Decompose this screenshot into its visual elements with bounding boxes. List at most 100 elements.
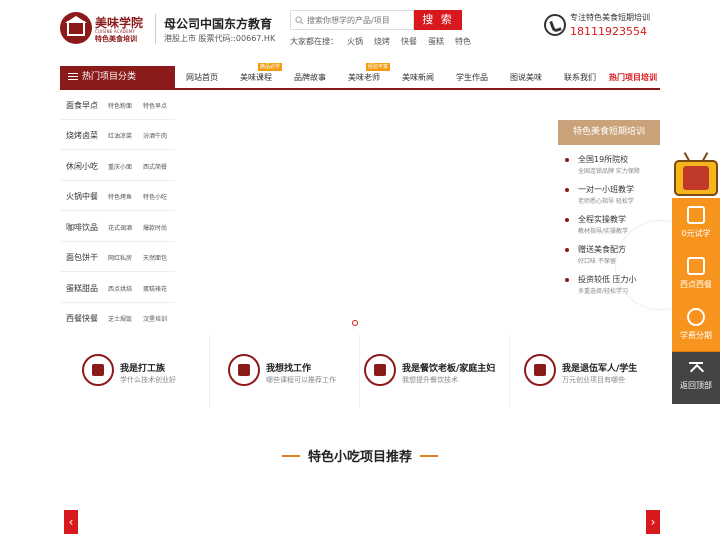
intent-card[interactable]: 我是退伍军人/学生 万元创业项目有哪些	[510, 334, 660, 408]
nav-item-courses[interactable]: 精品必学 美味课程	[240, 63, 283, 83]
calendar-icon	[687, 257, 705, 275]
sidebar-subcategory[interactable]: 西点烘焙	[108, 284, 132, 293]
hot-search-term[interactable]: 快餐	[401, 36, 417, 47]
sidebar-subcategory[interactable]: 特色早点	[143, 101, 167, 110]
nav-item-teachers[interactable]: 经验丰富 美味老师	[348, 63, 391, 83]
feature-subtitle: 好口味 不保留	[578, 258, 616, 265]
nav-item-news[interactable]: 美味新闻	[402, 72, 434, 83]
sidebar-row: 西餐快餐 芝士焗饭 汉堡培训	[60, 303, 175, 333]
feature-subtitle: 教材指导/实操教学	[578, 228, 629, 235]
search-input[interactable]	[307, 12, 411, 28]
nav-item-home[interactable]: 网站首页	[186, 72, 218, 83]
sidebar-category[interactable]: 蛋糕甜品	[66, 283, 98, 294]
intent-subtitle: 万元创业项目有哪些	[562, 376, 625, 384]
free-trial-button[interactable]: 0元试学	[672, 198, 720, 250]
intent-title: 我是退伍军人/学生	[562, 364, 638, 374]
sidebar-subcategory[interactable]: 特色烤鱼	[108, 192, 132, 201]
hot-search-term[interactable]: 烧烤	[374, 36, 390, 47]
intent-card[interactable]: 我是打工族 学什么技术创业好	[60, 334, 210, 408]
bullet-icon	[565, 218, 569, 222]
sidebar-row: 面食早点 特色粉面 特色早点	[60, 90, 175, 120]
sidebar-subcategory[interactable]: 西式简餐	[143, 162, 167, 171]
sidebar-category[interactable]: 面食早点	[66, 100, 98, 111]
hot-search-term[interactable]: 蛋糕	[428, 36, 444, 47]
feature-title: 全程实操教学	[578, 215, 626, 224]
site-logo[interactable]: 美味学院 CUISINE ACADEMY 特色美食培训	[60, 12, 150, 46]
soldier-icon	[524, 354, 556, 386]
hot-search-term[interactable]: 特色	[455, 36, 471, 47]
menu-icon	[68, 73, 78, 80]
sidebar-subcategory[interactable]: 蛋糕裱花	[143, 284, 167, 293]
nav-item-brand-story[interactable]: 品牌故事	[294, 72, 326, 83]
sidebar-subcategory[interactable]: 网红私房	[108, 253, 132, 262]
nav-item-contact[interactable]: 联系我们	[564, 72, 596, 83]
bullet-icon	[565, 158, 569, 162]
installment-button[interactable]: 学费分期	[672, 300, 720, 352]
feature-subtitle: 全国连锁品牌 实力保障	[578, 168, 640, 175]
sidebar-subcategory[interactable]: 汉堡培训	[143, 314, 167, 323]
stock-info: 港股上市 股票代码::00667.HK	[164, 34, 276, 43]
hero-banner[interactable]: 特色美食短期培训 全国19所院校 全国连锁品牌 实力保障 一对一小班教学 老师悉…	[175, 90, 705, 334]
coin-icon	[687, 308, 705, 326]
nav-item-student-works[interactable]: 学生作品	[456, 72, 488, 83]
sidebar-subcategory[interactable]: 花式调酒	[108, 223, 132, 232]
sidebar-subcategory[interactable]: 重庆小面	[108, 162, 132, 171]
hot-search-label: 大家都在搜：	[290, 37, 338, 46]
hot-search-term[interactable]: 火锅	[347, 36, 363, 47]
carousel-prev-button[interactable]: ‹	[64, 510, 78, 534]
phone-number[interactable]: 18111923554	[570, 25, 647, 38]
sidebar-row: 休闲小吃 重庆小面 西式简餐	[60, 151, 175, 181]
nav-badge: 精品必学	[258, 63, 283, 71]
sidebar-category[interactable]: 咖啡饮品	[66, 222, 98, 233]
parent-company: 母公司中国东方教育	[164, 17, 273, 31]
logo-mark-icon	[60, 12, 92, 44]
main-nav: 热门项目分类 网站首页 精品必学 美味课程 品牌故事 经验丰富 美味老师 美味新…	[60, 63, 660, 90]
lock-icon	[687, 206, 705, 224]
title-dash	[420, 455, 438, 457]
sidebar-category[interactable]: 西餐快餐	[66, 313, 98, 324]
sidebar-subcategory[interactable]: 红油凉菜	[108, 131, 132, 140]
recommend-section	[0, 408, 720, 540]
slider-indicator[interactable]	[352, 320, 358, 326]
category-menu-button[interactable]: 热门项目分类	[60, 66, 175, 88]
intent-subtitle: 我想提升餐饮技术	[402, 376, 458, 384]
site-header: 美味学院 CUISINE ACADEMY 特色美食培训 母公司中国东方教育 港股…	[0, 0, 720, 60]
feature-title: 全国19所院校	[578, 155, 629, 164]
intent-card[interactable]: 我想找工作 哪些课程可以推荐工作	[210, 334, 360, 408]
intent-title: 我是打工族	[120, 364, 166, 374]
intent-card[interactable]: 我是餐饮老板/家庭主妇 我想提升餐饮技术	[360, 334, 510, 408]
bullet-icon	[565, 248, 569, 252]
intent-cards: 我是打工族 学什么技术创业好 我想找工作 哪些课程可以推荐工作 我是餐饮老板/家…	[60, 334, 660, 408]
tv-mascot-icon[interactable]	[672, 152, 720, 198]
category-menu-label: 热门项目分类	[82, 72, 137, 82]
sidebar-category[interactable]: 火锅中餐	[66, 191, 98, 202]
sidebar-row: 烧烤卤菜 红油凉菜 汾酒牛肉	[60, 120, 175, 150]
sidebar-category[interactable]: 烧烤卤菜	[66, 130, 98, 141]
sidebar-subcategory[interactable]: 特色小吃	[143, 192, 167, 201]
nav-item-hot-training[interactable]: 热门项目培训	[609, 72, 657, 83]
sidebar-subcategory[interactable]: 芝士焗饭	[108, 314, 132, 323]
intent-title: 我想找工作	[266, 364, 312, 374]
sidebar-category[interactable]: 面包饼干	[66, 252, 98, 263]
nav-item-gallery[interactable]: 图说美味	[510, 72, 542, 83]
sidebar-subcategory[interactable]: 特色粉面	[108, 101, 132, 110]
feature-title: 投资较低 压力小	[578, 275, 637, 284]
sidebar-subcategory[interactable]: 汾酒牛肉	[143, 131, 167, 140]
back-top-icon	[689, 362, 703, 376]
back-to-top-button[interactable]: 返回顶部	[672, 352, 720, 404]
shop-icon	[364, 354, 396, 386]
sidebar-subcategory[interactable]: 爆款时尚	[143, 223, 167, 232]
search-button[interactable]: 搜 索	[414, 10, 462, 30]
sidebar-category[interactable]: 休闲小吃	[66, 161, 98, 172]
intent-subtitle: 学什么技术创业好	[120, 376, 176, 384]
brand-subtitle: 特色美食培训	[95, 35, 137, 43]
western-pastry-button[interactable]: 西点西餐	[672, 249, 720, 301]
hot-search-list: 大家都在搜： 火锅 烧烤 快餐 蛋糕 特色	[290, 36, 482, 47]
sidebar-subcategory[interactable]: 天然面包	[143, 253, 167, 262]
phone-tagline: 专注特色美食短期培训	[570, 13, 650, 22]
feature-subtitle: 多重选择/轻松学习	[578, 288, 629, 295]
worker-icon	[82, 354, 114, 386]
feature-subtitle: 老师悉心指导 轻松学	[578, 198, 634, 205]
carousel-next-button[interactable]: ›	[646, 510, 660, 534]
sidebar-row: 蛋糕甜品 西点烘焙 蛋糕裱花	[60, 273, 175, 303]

==

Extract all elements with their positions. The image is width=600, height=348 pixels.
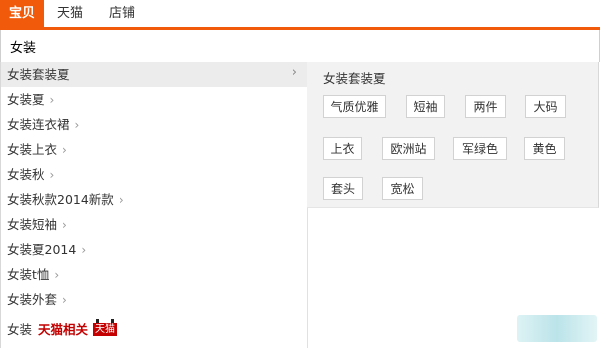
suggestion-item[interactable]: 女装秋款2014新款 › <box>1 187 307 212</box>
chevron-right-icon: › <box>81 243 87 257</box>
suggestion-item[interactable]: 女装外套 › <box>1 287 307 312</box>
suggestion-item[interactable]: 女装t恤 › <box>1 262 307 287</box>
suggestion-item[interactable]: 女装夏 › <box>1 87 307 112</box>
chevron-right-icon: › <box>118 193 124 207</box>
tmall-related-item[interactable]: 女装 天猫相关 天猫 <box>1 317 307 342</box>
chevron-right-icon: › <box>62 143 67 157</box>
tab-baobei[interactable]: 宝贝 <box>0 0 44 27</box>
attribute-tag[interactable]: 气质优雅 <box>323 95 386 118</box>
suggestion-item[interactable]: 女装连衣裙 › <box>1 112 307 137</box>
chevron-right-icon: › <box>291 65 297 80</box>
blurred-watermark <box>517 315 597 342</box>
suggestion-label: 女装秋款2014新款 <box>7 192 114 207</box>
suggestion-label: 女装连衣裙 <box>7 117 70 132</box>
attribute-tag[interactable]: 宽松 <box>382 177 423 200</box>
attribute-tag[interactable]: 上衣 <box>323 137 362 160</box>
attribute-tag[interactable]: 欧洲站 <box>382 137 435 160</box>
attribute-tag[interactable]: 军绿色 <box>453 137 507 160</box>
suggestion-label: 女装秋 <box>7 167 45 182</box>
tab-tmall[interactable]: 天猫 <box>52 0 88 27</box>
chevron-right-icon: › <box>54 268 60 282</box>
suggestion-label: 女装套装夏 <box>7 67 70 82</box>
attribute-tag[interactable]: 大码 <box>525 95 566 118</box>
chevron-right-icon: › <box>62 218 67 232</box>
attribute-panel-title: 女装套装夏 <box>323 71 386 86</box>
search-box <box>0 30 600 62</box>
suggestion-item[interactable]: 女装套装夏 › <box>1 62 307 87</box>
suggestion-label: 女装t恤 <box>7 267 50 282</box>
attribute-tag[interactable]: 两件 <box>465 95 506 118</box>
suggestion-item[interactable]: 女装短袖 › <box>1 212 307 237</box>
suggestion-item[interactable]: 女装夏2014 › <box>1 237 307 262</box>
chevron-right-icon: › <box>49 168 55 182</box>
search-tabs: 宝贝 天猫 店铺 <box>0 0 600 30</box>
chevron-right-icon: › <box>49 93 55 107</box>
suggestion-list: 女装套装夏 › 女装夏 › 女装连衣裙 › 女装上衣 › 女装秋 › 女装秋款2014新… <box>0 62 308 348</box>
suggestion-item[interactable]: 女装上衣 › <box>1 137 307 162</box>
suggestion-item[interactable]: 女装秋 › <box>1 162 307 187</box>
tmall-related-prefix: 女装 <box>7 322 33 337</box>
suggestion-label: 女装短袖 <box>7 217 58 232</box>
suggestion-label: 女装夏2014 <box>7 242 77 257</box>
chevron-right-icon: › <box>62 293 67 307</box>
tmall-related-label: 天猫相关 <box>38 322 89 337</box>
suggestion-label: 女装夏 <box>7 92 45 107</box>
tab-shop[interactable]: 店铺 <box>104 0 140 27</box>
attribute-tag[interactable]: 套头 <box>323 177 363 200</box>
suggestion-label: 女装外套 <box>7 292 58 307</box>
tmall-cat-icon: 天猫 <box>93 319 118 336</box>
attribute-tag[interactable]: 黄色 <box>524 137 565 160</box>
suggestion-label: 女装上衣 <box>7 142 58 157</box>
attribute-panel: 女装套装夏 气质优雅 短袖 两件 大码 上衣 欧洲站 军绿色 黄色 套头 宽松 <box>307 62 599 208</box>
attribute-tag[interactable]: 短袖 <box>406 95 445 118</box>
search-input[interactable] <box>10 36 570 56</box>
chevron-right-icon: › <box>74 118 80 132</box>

Work to complete
Please count the lines of the records above that contain the string "phone", treating uppercase and lowercase as different, and reply with only the number.

Output below
2